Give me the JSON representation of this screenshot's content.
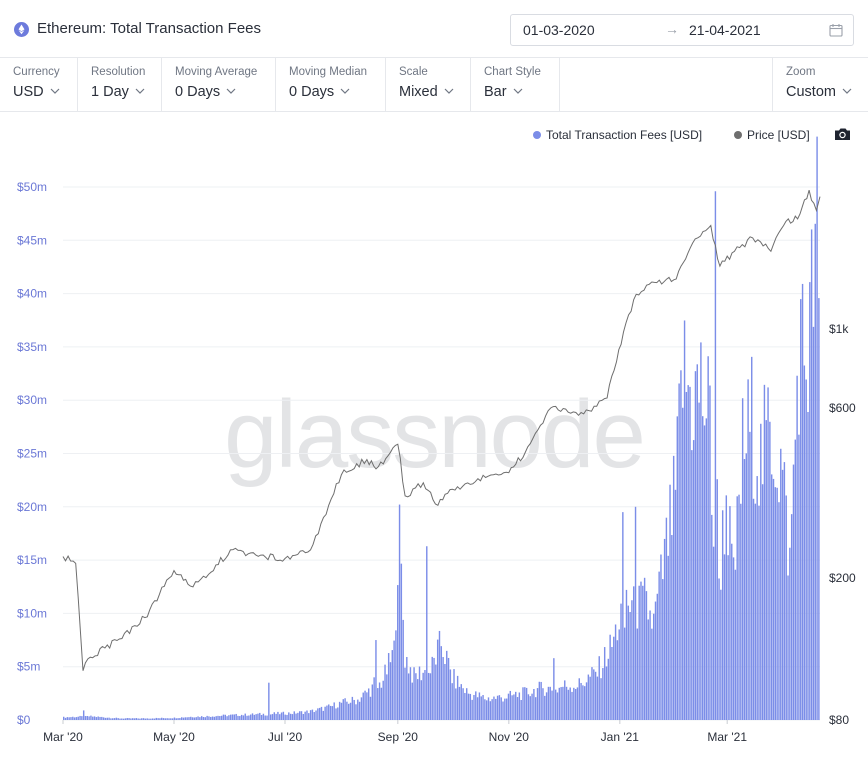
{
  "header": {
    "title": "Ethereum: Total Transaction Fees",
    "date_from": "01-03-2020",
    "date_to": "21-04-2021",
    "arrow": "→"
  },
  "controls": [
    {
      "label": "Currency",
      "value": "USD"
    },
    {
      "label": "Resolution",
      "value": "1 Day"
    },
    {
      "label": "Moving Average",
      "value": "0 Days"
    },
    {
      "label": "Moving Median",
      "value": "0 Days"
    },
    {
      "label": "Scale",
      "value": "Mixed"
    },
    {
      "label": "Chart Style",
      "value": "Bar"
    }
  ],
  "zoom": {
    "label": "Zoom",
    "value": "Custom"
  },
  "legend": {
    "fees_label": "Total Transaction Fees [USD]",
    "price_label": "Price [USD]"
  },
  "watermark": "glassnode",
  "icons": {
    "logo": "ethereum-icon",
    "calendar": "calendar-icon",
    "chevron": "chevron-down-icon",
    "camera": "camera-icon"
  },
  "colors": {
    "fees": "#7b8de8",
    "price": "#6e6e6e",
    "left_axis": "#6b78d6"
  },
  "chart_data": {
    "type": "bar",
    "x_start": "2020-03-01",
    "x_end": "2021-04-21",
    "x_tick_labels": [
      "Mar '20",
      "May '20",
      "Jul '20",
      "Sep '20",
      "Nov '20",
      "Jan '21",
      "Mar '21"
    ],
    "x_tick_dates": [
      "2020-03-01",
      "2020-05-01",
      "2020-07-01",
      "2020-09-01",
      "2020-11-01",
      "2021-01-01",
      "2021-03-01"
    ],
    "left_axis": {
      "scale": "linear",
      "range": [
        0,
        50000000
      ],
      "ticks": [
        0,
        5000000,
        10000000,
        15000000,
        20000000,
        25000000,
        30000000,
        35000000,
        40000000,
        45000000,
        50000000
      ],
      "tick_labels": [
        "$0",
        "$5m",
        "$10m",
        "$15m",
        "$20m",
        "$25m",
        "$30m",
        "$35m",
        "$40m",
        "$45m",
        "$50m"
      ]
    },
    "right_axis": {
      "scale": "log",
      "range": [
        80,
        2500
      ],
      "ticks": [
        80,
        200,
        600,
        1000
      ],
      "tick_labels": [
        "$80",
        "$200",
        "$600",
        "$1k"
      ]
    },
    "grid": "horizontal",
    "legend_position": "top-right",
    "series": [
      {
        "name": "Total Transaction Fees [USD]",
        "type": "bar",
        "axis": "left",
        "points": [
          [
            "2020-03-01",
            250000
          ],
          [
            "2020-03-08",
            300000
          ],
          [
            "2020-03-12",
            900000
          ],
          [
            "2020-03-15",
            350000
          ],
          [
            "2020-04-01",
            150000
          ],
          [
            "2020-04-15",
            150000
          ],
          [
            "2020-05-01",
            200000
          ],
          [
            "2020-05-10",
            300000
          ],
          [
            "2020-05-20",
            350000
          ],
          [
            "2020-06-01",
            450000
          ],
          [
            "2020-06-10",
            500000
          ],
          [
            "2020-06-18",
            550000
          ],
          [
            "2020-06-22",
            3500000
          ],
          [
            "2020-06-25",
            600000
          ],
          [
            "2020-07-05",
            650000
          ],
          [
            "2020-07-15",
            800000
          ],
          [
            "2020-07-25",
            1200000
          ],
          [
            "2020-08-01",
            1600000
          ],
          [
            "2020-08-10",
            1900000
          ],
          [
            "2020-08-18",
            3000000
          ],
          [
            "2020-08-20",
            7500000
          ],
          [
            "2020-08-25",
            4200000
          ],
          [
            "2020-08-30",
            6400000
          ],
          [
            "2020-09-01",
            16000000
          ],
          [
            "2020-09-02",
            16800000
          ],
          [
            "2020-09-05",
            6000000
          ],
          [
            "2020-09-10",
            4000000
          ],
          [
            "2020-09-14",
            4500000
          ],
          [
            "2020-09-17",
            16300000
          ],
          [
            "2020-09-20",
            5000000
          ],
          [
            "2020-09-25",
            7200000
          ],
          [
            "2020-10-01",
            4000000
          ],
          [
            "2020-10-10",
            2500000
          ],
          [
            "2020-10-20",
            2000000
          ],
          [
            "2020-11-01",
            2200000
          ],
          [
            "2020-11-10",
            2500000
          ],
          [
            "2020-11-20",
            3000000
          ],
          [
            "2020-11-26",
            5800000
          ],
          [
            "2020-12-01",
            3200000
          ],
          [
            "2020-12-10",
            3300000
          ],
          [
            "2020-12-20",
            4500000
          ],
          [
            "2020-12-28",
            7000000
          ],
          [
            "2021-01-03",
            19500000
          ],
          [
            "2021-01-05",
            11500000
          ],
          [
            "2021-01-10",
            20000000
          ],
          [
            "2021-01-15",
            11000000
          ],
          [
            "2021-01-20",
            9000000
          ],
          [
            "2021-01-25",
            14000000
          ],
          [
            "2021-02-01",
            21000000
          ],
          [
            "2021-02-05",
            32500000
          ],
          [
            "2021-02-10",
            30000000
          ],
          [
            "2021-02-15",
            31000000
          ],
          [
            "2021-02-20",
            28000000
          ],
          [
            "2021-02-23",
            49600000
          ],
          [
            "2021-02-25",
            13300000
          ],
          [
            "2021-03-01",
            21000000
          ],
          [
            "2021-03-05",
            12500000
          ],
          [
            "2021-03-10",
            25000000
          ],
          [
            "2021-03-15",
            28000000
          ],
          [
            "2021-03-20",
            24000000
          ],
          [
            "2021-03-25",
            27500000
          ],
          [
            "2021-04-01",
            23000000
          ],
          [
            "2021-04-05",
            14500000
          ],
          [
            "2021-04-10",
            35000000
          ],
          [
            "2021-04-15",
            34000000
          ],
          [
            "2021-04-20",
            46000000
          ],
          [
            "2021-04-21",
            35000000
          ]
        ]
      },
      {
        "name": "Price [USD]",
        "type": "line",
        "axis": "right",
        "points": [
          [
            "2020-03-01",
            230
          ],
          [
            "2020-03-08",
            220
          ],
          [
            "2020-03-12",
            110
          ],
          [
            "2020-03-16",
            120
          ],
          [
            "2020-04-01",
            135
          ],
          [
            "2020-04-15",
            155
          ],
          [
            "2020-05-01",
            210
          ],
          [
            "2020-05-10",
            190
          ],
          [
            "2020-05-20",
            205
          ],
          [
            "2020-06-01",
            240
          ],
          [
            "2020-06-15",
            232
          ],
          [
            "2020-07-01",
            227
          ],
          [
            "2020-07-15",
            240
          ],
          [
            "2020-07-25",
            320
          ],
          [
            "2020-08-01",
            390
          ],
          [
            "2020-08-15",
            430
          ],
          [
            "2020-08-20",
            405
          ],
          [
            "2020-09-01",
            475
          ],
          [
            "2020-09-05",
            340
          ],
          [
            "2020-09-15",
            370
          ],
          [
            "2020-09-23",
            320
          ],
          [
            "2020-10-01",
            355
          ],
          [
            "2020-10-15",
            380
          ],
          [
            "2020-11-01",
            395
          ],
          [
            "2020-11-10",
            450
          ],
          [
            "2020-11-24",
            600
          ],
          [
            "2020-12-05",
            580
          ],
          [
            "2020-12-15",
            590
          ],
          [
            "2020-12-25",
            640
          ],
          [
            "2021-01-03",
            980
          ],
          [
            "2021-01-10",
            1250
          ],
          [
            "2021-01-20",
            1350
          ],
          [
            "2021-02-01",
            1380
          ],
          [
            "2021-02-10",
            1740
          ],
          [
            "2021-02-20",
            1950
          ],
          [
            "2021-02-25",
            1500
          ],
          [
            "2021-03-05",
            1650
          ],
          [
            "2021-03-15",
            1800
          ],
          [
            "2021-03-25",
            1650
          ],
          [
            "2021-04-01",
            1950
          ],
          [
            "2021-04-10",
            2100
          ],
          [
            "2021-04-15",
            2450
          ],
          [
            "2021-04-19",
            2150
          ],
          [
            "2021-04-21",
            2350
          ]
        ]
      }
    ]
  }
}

◆ ◆ ◆

• Direction: Gather up every line in the data above that contains the word "name", copying each one.

• Response to this task:
        "name": "Total Transaction Fees [USD]",
        "name": "Price [USD]",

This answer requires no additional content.